THE PROBLEM: Would you reproduce all of the entries exactly?

Extracted data entries:
##############################

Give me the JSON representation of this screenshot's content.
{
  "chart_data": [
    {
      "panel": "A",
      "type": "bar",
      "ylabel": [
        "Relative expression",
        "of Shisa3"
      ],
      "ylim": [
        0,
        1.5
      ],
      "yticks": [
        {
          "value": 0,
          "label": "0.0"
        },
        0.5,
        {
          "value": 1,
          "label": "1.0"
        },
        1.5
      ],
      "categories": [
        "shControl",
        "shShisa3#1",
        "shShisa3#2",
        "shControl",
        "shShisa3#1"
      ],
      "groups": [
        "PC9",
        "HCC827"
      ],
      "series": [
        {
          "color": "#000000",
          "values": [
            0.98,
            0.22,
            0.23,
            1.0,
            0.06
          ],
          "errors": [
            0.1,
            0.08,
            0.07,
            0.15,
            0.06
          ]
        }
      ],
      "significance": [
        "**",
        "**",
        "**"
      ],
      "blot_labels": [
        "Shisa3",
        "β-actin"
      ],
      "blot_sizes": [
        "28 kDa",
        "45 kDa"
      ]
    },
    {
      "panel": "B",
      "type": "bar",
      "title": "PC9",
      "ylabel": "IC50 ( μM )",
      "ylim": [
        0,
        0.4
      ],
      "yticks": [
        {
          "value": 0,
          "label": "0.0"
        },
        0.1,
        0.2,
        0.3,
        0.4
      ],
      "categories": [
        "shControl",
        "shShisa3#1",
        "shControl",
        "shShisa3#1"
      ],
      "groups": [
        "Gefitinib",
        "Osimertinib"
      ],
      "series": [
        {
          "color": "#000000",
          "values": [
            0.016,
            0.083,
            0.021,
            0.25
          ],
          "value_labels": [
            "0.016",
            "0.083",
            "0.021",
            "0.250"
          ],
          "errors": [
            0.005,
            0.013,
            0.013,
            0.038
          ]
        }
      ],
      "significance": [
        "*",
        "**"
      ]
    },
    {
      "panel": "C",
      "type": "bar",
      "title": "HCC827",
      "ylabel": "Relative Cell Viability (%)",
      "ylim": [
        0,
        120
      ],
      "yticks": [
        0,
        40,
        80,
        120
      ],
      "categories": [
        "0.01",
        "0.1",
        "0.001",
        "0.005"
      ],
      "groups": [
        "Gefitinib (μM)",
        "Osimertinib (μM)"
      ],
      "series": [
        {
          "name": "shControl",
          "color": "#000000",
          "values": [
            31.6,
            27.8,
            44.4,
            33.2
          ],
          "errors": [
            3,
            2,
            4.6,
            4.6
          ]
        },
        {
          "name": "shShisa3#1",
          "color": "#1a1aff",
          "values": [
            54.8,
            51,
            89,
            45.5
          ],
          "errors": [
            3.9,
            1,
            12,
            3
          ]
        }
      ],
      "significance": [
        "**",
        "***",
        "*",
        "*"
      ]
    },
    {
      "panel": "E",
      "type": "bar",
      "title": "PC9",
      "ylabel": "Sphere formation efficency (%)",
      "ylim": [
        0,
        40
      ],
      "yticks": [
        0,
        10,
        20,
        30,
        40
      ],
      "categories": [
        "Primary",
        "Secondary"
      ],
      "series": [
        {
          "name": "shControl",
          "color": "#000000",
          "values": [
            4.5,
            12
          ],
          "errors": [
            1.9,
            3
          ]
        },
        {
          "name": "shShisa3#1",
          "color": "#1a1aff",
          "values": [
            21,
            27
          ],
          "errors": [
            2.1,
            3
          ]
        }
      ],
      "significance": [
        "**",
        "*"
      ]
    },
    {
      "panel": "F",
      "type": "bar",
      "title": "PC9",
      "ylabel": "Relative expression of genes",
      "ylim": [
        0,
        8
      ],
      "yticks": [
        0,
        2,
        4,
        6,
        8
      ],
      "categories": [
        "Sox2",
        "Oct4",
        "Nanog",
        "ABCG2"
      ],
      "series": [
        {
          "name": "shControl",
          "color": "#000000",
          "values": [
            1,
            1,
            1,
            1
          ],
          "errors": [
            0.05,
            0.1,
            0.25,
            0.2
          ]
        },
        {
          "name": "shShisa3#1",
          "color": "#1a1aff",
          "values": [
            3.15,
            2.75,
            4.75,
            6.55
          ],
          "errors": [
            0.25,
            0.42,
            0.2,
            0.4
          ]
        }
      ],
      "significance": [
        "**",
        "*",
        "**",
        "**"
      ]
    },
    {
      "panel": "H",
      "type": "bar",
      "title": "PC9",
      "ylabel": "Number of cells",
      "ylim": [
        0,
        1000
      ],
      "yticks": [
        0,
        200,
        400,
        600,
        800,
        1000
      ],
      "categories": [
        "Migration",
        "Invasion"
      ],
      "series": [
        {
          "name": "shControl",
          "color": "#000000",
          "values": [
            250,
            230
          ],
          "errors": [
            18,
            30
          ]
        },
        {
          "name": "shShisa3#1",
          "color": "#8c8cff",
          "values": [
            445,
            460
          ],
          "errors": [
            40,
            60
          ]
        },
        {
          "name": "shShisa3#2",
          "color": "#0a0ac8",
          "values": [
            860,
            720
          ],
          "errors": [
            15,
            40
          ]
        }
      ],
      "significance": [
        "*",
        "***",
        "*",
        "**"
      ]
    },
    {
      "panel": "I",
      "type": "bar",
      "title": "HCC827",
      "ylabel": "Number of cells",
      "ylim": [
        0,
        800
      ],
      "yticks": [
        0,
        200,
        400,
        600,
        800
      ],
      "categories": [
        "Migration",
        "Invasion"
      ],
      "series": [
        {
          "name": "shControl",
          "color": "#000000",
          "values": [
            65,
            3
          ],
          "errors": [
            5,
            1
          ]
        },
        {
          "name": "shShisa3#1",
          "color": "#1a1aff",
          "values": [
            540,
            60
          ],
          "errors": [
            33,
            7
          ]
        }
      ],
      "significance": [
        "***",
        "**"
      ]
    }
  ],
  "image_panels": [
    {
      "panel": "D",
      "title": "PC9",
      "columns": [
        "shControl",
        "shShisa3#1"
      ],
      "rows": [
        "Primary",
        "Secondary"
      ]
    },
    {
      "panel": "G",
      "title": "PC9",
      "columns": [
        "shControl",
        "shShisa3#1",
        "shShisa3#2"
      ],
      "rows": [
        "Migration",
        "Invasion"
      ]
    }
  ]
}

##############################

OUTPUT OF THE EXERCISE:
Give me the JSON representation of this screenshot's content.
{
  "chart_data": [
    {
      "panel": "A",
      "type": "bar",
      "ylabel": [
        "Relative expression",
        "of Shisa3"
      ],
      "ylim": [
        0,
        1.5
      ],
      "yticks": [
        {
          "value": 0,
          "label": "0.0"
        },
        0.5,
        {
          "value": 1,
          "label": "1.0"
        },
        1.5
      ],
      "categories": [
        "shControl",
        "shShisa3#1",
        "shShisa3#2",
        "shControl",
        "shShisa3#1"
      ],
      "groups": [
        "PC9",
        "HCC827"
      ],
      "series": [
        {
          "color": "#000000",
          "values": [
            0.98,
            0.22,
            0.23,
            1.0,
            0.06
          ],
          "errors": [
            0.1,
            0.08,
            0.07,
            0.15,
            0.06
          ]
        }
      ],
      "significance": [
        "**",
        "**",
        "**"
      ],
      "blot_labels": [
        "Shisa3",
        "β-actin"
      ],
      "blot_sizes": [
        "28 kDa",
        "45 kDa"
      ]
    },
    {
      "panel": "B",
      "type": "bar",
      "title": "PC9",
      "ylabel": "IC50 ( μM )",
      "ylim": [
        0,
        0.4
      ],
      "yticks": [
        {
          "value": 0,
          "label": "0.0"
        },
        0.1,
        0.2,
        0.3,
        0.4
      ],
      "categories": [
        "shControl",
        "shShisa3#1",
        "shControl",
        "shShisa3#1"
      ],
      "groups": [
        "Gefitinib",
        "Osimertinib"
      ],
      "series": [
        {
          "color": "#000000",
          "values": [
            0.016,
            0.083,
            0.021,
            0.25
          ],
          "value_labels": [
            "0.016",
            "0.083",
            "0.021",
            "0.250"
          ],
          "errors": [
            0.005,
            0.013,
            0.013,
            0.038
          ]
        }
      ],
      "significance": [
        "*",
        "**"
      ]
    },
    {
      "panel": "C",
      "type": "bar",
      "title": "HCC827",
      "ylabel": "Relative Cell Viability (%)",
      "ylim": [
        0,
        120
      ],
      "yticks": [
        0,
        40,
        80,
        120
      ],
      "categories": [
        "0.01",
        "0.1",
        "0.001",
        "0.005"
      ],
      "groups": [
        "Gefitinib (μM)",
        "Osimertinib (μM)"
      ],
      "series": [
        {
          "name": "shControl",
          "color": "#000000",
          "values": [
            31.6,
            27.8,
            44.4,
            33.2
          ],
          "errors": [
            3,
            2,
            4.6,
            4.6
          ]
        },
        {
          "name": "shShisa3#1",
          "color": "#1a1aff",
          "values": [
            54.8,
            51,
            89,
            45.5
          ],
          "errors": [
            3.9,
            1,
            12,
            3
          ]
        }
      ],
      "significance": [
        "**",
        "***",
        "*",
        "*"
      ]
    },
    {
      "panel": "E",
      "type": "bar",
      "title": "PC9",
      "ylabel": "Sphere formation efficency (%)",
      "ylim": [
        0,
        40
      ],
      "yticks": [
        0,
        10,
        20,
        30,
        40
      ],
      "categories": [
        "Primary",
        "Secondary"
      ],
      "series": [
        {
          "name": "shControl",
          "color": "#000000",
          "values": [
            4.5,
            12
          ],
          "errors": [
            1.9,
            3
          ]
        },
        {
          "name": "shShisa3#1",
          "color": "#1a1aff",
          "values": [
            21,
            27
          ],
          "errors": [
            2.1,
            3
          ]
        }
      ],
      "significance": [
        "**",
        "*"
      ]
    },
    {
      "panel": "F",
      "type": "bar",
      "title": "PC9",
      "ylabel": "Relative expression of genes",
      "ylim": [
        0,
        8
      ],
      "yticks": [
        0,
        2,
        4,
        6,
        8
      ],
      "categories": [
        "Sox2",
        "Oct4",
        "Nanog",
        "ABCG2"
      ],
      "series": [
        {
          "name": "shControl",
          "color": "#000000",
          "values": [
            1,
            1,
            1,
            1
          ],
          "errors": [
            0.05,
            0.1,
            0.25,
            0.2
          ]
        },
        {
          "name": "shShisa3#1",
          "color": "#1a1aff",
          "values": [
            3.15,
            2.75,
            4.75,
            6.55
          ],
          "errors": [
            0.25,
            0.42,
            0.2,
            0.4
          ]
        }
      ],
      "significance": [
        "**",
        "*",
        "**",
        "**"
      ]
    },
    {
      "panel": "H",
      "type": "bar",
      "title": "PC9",
      "ylabel": "Number of cells",
      "ylim": [
        0,
        1000
      ],
      "yticks": [
        0,
        200,
        400,
        600,
        800,
        1000
      ],
      "categories": [
        "Migration",
        "Invasion"
      ],
      "series": [
        {
          "name": "shControl",
          "color": "#000000",
          "values": [
            250,
            230
          ],
          "errors": [
            18,
            30
          ]
        },
        {
          "name": "shShisa3#1",
          "color": "#8c8cff",
          "values": [
            445,
            460
          ],
          "errors": [
            40,
            60
          ]
        },
        {
          "name": "shShisa3#2",
          "color": "#0a0ac8",
          "values": [
            860,
            720
          ],
          "errors": [
            15,
            40
          ]
        }
      ],
      "significance": [
        "*",
        "***",
        "*",
        "**"
      ]
    },
    {
      "panel": "I",
      "type": "bar",
      "title": "HCC827",
      "ylabel": "Number of cells",
      "ylim": [
        0,
        800
      ],
      "yticks": [
        0,
        200,
        400,
        600,
        800
      ],
      "categories": [
        "Migration",
        "Invasion"
      ],
      "series": [
        {
          "name": "shControl",
          "color": "#000000",
          "values": [
            65,
            3
          ],
          "errors": [
            5,
            1
          ]
        },
        {
          "name": "shShisa3#1",
          "color": "#1a1aff",
          "values": [
            540,
            60
          ],
          "errors": [
            33,
            7
          ]
        }
      ],
      "significance": [
        "***",
        "**"
      ]
    }
  ],
  "image_panels": [
    {
      "panel": "D",
      "title": "PC9",
      "columns": [
        "shControl",
        "shShisa3#1"
      ],
      "rows": [
        "Primary",
        "Secondary"
      ]
    },
    {
      "panel": "G",
      "title": "PC9",
      "columns": [
        "shControl",
        "shShisa3#1",
        "shShisa3#2"
      ],
      "rows": [
        "Migration",
        "Invasion"
      ]
    }
  ]
}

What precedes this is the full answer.